PROBLEM DETAILS:
Every entry must be given again exactly.

RECORDS FOR THIS TASK:
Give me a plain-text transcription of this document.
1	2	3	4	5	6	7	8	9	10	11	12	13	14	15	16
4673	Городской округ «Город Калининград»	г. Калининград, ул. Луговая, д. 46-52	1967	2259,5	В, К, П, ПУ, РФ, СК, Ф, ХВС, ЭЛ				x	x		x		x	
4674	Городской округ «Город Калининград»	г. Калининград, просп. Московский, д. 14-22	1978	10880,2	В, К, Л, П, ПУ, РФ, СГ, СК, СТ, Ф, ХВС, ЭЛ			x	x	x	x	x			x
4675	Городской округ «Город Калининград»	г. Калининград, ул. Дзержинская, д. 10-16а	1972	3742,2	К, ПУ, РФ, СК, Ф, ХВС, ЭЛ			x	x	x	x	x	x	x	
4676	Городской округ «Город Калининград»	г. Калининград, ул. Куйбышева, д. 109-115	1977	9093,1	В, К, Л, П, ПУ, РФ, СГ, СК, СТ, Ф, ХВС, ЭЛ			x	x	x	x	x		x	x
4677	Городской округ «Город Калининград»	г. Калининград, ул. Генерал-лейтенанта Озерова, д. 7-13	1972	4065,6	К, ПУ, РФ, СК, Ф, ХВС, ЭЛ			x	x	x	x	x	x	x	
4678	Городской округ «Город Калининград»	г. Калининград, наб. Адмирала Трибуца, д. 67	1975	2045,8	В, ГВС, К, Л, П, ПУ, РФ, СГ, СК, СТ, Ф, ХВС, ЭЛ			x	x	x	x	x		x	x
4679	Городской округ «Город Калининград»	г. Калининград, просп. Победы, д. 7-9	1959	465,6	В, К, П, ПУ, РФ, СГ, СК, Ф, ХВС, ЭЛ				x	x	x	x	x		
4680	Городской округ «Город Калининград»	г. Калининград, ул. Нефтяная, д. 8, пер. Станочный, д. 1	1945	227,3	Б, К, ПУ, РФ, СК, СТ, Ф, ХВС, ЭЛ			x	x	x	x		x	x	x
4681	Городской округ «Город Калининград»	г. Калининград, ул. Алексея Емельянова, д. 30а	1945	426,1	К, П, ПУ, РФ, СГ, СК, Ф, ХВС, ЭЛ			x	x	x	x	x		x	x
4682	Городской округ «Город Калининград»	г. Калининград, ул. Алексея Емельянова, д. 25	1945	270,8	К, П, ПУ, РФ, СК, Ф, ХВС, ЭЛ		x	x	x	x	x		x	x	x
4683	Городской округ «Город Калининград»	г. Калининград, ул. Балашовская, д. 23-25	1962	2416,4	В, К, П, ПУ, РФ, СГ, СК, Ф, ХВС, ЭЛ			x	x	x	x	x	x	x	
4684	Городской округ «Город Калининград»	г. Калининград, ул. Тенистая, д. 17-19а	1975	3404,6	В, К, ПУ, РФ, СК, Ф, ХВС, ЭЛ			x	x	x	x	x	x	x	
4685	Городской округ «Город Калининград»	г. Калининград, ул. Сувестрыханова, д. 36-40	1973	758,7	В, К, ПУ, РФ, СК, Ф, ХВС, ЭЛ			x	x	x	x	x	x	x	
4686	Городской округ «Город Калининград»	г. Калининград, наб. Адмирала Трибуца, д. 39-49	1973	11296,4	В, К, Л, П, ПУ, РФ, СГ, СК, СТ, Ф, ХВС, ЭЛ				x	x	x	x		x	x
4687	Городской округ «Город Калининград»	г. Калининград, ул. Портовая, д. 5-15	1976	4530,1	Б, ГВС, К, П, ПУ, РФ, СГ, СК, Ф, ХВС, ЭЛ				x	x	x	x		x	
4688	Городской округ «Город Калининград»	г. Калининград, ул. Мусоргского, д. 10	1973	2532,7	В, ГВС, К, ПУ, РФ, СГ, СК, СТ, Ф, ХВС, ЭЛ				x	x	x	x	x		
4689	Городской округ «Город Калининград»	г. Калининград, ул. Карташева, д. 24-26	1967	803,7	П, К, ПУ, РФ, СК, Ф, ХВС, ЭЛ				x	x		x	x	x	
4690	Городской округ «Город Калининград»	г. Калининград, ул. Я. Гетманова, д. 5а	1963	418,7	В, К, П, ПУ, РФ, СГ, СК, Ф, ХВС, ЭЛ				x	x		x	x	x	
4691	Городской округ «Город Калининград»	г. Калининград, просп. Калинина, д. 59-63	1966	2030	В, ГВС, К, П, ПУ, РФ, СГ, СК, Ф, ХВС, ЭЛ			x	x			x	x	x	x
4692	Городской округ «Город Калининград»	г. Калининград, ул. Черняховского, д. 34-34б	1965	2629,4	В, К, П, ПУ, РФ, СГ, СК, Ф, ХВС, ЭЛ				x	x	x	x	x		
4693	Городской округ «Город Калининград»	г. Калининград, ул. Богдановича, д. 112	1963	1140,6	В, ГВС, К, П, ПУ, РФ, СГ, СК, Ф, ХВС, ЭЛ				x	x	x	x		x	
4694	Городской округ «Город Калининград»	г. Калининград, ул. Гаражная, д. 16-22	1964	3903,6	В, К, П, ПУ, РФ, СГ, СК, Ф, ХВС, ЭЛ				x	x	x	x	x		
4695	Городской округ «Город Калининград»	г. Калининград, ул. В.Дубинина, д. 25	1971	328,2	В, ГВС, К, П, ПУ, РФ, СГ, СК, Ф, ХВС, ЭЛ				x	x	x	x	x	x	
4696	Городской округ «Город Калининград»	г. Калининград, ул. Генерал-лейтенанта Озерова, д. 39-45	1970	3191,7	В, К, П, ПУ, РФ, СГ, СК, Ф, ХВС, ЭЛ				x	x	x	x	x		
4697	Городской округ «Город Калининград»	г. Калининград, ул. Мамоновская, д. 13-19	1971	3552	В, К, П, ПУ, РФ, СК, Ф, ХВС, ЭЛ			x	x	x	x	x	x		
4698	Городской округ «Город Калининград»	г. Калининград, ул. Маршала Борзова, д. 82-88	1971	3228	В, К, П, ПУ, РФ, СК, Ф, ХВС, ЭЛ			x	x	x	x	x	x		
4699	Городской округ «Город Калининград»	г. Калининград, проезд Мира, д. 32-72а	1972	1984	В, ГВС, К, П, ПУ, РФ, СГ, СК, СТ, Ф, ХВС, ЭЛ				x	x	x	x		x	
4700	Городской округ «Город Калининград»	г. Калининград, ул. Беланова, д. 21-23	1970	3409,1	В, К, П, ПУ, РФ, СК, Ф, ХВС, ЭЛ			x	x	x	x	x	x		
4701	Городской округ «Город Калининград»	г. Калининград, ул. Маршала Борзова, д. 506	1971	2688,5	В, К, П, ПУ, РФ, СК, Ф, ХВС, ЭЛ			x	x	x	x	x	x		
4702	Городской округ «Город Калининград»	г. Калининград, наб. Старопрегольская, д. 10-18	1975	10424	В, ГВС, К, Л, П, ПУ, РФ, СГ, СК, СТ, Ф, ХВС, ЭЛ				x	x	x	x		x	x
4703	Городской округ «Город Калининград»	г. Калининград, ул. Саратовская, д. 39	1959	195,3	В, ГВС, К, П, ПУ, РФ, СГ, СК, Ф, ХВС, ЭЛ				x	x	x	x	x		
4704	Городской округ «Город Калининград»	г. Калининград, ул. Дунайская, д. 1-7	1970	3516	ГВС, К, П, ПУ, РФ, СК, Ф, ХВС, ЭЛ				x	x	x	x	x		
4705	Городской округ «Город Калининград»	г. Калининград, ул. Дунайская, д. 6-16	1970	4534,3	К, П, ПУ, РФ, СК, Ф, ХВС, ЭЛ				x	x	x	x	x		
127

RIGHT ANSWER:
Give me a plain-text transcription of this document.
1	2	3	4	5	6	7	8	9	10	11	12	13	14	15	16
4673	Городской округ «Город Калининград»	г. Калининград, ул. Луговая, д. 46-52	1967	2259,5	В, К, П, ПУ, РФ, СК, Ф, ХВС, ЭЛ				x	x		x		x	
4674	Городской округ «Город Калининград»	г. Калининград, просп. Московский, д. 14-22	1978	10880,2	В, К, Л, П, ПУ, РФ, СГ, СК, СТ, Ф, ХВС, ЭЛ			x	x	x	x	x			x
4675	Городской округ «Город Калининград»	г. Калининград, ул. Дзержинская, д. 10-16а	1972	3742,2	К, ПУ, РФ, СК, Ф, ХВС, ЭЛ			x	x	x	x	x	x	x	
4676	Городской округ «Город Калининград»	г. Калининград, ул. Куйбышева, д. 109-115	1977	9093,1	В, К, Л, П, ПУ, РФ, СГ, СК, СТ, Ф, ХВС, ЭЛ			x	x	x	x	x		x	x
4677	Городской округ «Город Калининград»	г. Калининград, ул. Генерал-лейтенанта Озерова, д. 7-13	1972	4065,6	К, ПУ, РФ, СК, Ф, ХВС, ЭЛ			x	x	x	x	x	x	x	
4678	Городской округ «Город Калининград»	г. Калининград, наб. Адмирала Трибуца, д. 67	1975	2045,8	В, ГВС, К, Л, П, ПУ, РФ, СГ, СК, СТ, Ф, ХВС, ЭЛ			x	x	x	x	x		x	x
4679	Городской округ «Город Калининград»	г. Калининград, просп. Победы, д. 7-9	1959	465,6	В, К, П, ПУ, РФ, СГ, СК, Ф, ХВС, ЭЛ				x	x	x	x	x		
4680	Городской округ «Город Калининград»	г. Калининград, ул. Нефтяная, д. 8, пер. Станочный, д. 1	1945	227,3	Б, К, ПУ, РФ, СК, СТ, Ф, ХВС, ЭЛ			x	x	x	x		x	x	x
4681	Городской округ «Город Калининград»	г. Калининград, ул. Алексея Емельянова, д. 30а	1945	426,1	К, П, ПУ, РФ, СГ, СК, Ф, ХВС, ЭЛ			x	x	x	x	x		x	x
4682	Городской округ «Город Калининград»	г. Калининград, ул. Алексея Емельянова, д. 25	1945	270,8	К, П, ПУ, РФ, СК, Ф, ХВС, ЭЛ		x	x	x	x	x		x	x	x
4683	Городской округ «Город Калининград»	г. Калининград, ул. Балашовская, д. 23-25	1962	2416,4	В, К, П, ПУ, РФ, СГ, СК, Ф, ХВС, ЭЛ			x	x	x	x	x	x	x	
4684	Городской округ «Город Калининград»	г. Калининград, ул. Тенистая, д. 17-19а	1975	3404,6	В, К, ПУ, РФ, СК, Ф, ХВС, ЭЛ			x	x	x	x	x	x	x	
4685	Городской округ «Город Калининград»	г. Калининград, ул. Сувестрыханова, д. 36-40	1973	758,7	В, К, ПУ, РФ, СК, Ф, ХВС, ЭЛ			x	x	x	x	x	x	x	
4686	Городской округ «Город Калининград»	г. Калининград, наб. Адмирала Трибуца, д. 39-49	1973	11296,4	В, К, Л, П, ПУ, РФ, СГ, СК, СТ, Ф, ХВС, ЭЛ				x	x	x	x		x	x
4687	Городской округ «Город Калининград»	г. Калининград, ул. Портовая, д. 5-15	1976	4530,1	Б, ГВС, К, П, ПУ, РФ, СГ, СК, Ф, ХВС, ЭЛ				x	x	x	x		x	
4688	Городской округ «Город Калининград»	г. Калининград, ул. Мусоргского, д. 10	1973	2532,7	В, ГВС, К, ПУ, РФ, СГ, СК, СТ, Ф, ХВС, ЭЛ				x	x	x	x	x		
4689	Городской округ «Город Калининград»	г. Калининград, ул. Карташева, д. 24-26	1967	803,7	П, К, ПУ, РФ, СК, Ф, ХВС, ЭЛ				x	x		x	x	x	
4690	Городской округ «Город Калининград»	г. Калининград, ул. Я. Гетманова, д. 5а	1963	418,7	В, К, П, ПУ, РФ, СГ, СК, Ф, ХВС, ЭЛ				x	x		x	x	x	
4691	Городской округ «Город Калининград»	г. Калининград, просп. Калинина, д. 59-63	1966	2030	В, ГВС, К, П, ПУ, РФ, СГ, СК, Ф, ХВС, ЭЛ			x	x			x	x	x	x
4692	Городской округ «Город Калининград»	г. Калининград, ул. Черняховского, д. 34-34б	1965	2629,4	В, К, П, ПУ, РФ, СГ, СК, Ф, ХВС, ЭЛ				x	x	x	x	x		
4693	Городской округ «Город Калининград»	г. Калининград, ул. Богдановича, д. 112	1963	1140,6	В, ГВС, К, П, ПУ, РФ, СГ, СК, Ф, ХВС, ЭЛ				x	x	x	x		x	
4694	Городской округ «Город Калининград»	г. Калининград, ул. Гаражная, д. 16-22	1964	3903,6	В, К, П, ПУ, РФ, СГ, СК, Ф, ХВС, ЭЛ				x	x	x	x	x		
4695	Городской округ «Город Калининград»	г. Калининград, ул. В.Дубинина, д. 25	1971	328,2	В, ГВС, К, П, ПУ, РФ, СГ, СК, Ф, ХВС, ЭЛ				x	x	x	x	x	x	
4696	Городской округ «Город Калининград»	г. Калининград, ул. Генерал-лейтенанта Озерова, д. 39-45	1970	3191,7	В, К, П, ПУ, РФ, СГ, СК, Ф, ХВС, ЭЛ				x	x	x	x	x		
4697	Городской округ «Город Калининград»	г. Калининград, ул. Мамоновская, д. 13-19	1971	3552	В, К, П, ПУ, РФ, СК, Ф, ХВС, ЭЛ			x	x	x	x	x	x		
4698	Городской округ «Город Калининград»	г. Калининград, ул. Маршала Борзова, д. 82-88	1971	3228	В, К, П, ПУ, РФ, СК, Ф, ХВС, ЭЛ			x	x	x	x	x	x		
4699	Городской округ «Город Калининград»	г. Калининград, проезд Мира, д. 32-72а	1972	1984	В, ГВС, К, П, ПУ, РФ, СГ, СК, СТ, Ф, ХВС, ЭЛ				x	x	x	x		x	
4700	Городской округ «Город Калининград»	г. Калининград, ул. Беланова, д. 21-23	1970	3409,1	В, К, П, ПУ, РФ, СК, Ф, ХВС, ЭЛ			x	x	x	x	x	x		
4701	Городской округ «Город Калининград»	г. Калининград, ул. Маршала Борзова, д. 506	1971	2688,5	В, К, П, ПУ, РФ, СК, Ф, ХВС, ЭЛ			x	x	x	x	x	x		
4702	Городской округ «Город Калининград»	г. Калининград, наб. Старопрегольская, д. 10-18	1975	10424	В, ГВС, К, Л, П, ПУ, РФ, СГ, СК, СТ, Ф, ХВС, ЭЛ				x	x	x	x		x	x
4703	Городской округ «Город Калининград»	г. Калининград, ул. Саратовская, д. 39	1959	195,3	В, ГВС, К, П, ПУ, РФ, СГ, СК, Ф, ХВС, ЭЛ				x	x	x	x	x		
4704	Городской округ «Город Калининград»	г. Калининград, ул. Дунайская, д. 1-7	1970	3516	ГВС, К, П, ПУ, РФ, СК, Ф, ХВС, ЭЛ				x	x	x	x	x		
4705	Городской округ «Город Калининград»	г. Калининград, ул. Дунайская, д. 6-16	1970	4534,3	К, П, ПУ, РФ, СК, Ф, ХВС, ЭЛ				x	x	x	x	x		
127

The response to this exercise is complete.